GOAL:
Quote the full listing word for word.

Data entries
========================================
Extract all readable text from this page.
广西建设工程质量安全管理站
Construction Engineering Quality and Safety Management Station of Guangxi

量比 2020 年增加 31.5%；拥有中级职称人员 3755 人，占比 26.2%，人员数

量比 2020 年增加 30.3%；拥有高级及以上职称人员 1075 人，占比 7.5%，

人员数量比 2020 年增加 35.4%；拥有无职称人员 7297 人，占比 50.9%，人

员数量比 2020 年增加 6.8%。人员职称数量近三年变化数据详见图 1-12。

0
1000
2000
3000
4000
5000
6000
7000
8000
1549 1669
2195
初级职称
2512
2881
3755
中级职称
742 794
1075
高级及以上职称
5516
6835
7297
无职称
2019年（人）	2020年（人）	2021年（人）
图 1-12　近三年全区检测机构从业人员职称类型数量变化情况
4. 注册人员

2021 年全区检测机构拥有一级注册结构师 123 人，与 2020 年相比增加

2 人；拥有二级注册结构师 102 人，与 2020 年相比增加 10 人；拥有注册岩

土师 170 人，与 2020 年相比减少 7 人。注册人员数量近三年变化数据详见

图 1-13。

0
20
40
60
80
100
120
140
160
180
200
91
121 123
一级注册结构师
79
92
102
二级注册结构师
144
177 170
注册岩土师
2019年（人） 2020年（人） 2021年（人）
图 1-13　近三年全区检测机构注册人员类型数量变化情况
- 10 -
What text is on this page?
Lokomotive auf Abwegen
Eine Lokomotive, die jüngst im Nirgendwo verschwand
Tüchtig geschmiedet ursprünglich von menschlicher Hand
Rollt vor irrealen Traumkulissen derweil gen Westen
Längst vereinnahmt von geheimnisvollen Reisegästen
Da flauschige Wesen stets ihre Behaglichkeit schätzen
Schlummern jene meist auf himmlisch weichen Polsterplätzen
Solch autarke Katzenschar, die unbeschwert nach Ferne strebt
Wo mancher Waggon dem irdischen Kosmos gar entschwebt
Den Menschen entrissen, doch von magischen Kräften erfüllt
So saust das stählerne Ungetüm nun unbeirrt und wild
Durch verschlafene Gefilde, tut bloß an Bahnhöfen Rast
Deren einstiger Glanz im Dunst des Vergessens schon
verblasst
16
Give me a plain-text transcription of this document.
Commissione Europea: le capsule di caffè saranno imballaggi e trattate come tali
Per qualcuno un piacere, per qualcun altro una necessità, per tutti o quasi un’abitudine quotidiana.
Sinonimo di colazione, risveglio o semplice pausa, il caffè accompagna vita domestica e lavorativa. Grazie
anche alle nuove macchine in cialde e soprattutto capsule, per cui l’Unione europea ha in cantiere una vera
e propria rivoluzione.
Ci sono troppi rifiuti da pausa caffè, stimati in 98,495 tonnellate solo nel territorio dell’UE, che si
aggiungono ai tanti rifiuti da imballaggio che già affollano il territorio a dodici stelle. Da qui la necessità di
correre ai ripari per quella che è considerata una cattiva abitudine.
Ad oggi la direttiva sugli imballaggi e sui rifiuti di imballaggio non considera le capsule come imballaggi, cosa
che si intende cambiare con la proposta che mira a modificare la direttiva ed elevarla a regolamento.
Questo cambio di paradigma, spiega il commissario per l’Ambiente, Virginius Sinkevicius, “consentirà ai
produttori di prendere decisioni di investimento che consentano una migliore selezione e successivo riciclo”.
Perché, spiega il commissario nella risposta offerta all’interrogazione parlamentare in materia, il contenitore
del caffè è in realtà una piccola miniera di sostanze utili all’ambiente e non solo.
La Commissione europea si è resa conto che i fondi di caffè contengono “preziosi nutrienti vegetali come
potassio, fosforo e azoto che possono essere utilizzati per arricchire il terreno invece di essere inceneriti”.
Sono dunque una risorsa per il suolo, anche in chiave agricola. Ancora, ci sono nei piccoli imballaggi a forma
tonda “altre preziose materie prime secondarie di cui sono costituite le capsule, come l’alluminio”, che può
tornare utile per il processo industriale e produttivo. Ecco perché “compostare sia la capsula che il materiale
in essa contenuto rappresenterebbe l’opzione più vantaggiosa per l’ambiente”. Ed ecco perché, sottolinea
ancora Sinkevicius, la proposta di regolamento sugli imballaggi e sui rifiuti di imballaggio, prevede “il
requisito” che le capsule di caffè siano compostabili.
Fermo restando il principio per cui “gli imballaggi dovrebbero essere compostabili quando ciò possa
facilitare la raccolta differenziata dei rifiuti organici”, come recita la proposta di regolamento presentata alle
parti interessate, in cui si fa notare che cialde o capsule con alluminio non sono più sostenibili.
========================================
ANSWER FOR THE TASK:
Extract all readable text from this page.
广西建设工程质量安全管理站
Construction Engineering Quality and Safety Management Station of Guangxi

量比 2020 年增加 31.5%；拥有中级职称人员 3755 人，占比 26.2%，人员数

量比 2020 年增加 30.3%；拥有高级及以上职称人员 1075 人，占比 7.5%，

人员数量比 2020 年增加 35.4%；拥有无职称人员 7297 人，占比 50.9%，人

员数量比 2020 年增加 6.8%。人员职称数量近三年变化数据详见图 1-12。

0
1000
2000
3000
4000
5000
6000
7000
8000
1549 1669
2195
初级职称
2512
2881
3755
中级职称
742 794
1075
高级及以上职称
5516
6835
7297
无职称
2019年（人）	2020年（人）	2021年（人）
图 1-12　近三年全区检测机构从业人员职称类型数量变化情况
4. 注册人员

2021 年全区检测机构拥有一级注册结构师 123 人，与 2020 年相比增加

2 人；拥有二级注册结构师 102 人，与 2020 年相比增加 10 人；拥有注册岩

土师 170 人，与 2020 年相比减少 7 人。注册人员数量近三年变化数据详见

图 1-13。

0
20
40
60
80
100
120
140
160
180
200
91
121 123
一级注册结构师
79
92
102
二级注册结构师
144
177 170
注册岩土师
2019年（人） 2020年（人） 2021年（人）
图 1-13　近三年全区检测机构注册人员类型数量变化情况
- 10 -
What text is on this page?
Lokomotive auf Abwegen
Eine Lokomotive, die jüngst im Nirgendwo verschwand
Tüchtig geschmiedet ursprünglich von menschlicher Hand
Rollt vor irrealen Traumkulissen derweil gen Westen
Längst vereinnahmt von geheimnisvollen Reisegästen
Da flauschige Wesen stets ihre Behaglichkeit schätzen
Schlummern jene meist auf himmlisch weichen Polsterplätzen
Solch autarke Katzenschar, die unbeschwert nach Ferne strebt
Wo mancher Waggon dem irdischen Kosmos gar entschwebt
Den Menschen entrissen, doch von magischen Kräften erfüllt
So saust das stählerne Ungetüm nun unbeirrt und wild
Durch verschlafene Gefilde, tut bloß an Bahnhöfen Rast
Deren einstiger Glanz im Dunst des Vergessens schon
verblasst
16
Give me a plain-text transcription of this document.
Commissione Europea: le capsule di caffè saranno imballaggi e trattate come tali
Per qualcuno un piacere, per qualcun altro una necessità, per tutti o quasi un’abitudine quotidiana.
Sinonimo di colazione, risveglio o semplice pausa, il caffè accompagna vita domestica e lavorativa. Grazie
anche alle nuove macchine in cialde e soprattutto capsule, per cui l’Unione europea ha in cantiere una vera
e propria rivoluzione.
Ci sono troppi rifiuti da pausa caffè, stimati in 98,495 tonnellate solo nel territorio dell’UE, che si
aggiungono ai tanti rifiuti da imballaggio che già affollano il territorio a dodici stelle. Da qui la necessità di
correre ai ripari per quella che è considerata una cattiva abitudine.
Ad oggi la direttiva sugli imballaggi e sui rifiuti di imballaggio non considera le capsule come imballaggi, cosa
che si intende cambiare con la proposta che mira a modificare la direttiva ed elevarla a regolamento.
Questo cambio di paradigma, spiega il commissario per l’Ambiente, Virginius Sinkevicius, “consentirà ai
produttori di prendere decisioni di investimento che consentano una migliore selezione e successivo riciclo”.
Perché, spiega il commissario nella risposta offerta all’interrogazione parlamentare in materia, il contenitore
del caffè è in realtà una piccola miniera di sostanze utili all’ambiente e non solo.
La Commissione europea si è resa conto che i fondi di caffè contengono “preziosi nutrienti vegetali come
potassio, fosforo e azoto che possono essere utilizzati per arricchire il terreno invece di essere inceneriti”.
Sono dunque una risorsa per il suolo, anche in chiave agricola. Ancora, ci sono nei piccoli imballaggi a forma
tonda “altre preziose materie prime secondarie di cui sono costituite le capsule, come l’alluminio”, che può
tornare utile per il processo industriale e produttivo. Ecco perché “compostare sia la capsula che il materiale
in essa contenuto rappresenterebbe l’opzione più vantaggiosa per l’ambiente”. Ed ecco perché, sottolinea
ancora Sinkevicius, la proposta di regolamento sugli imballaggi e sui rifiuti di imballaggio, prevede “il
requisito” che le capsule di caffè siano compostabili.
Fermo restando il principio per cui “gli imballaggi dovrebbero essere compostabili quando ciò possa
facilitare la raccolta differenziata dei rifiuti organici”, come recita la proposta di regolamento presentata alle
parti interessate, in cui si fa notare che cialde o capsule con alluminio non sono più sostenibili.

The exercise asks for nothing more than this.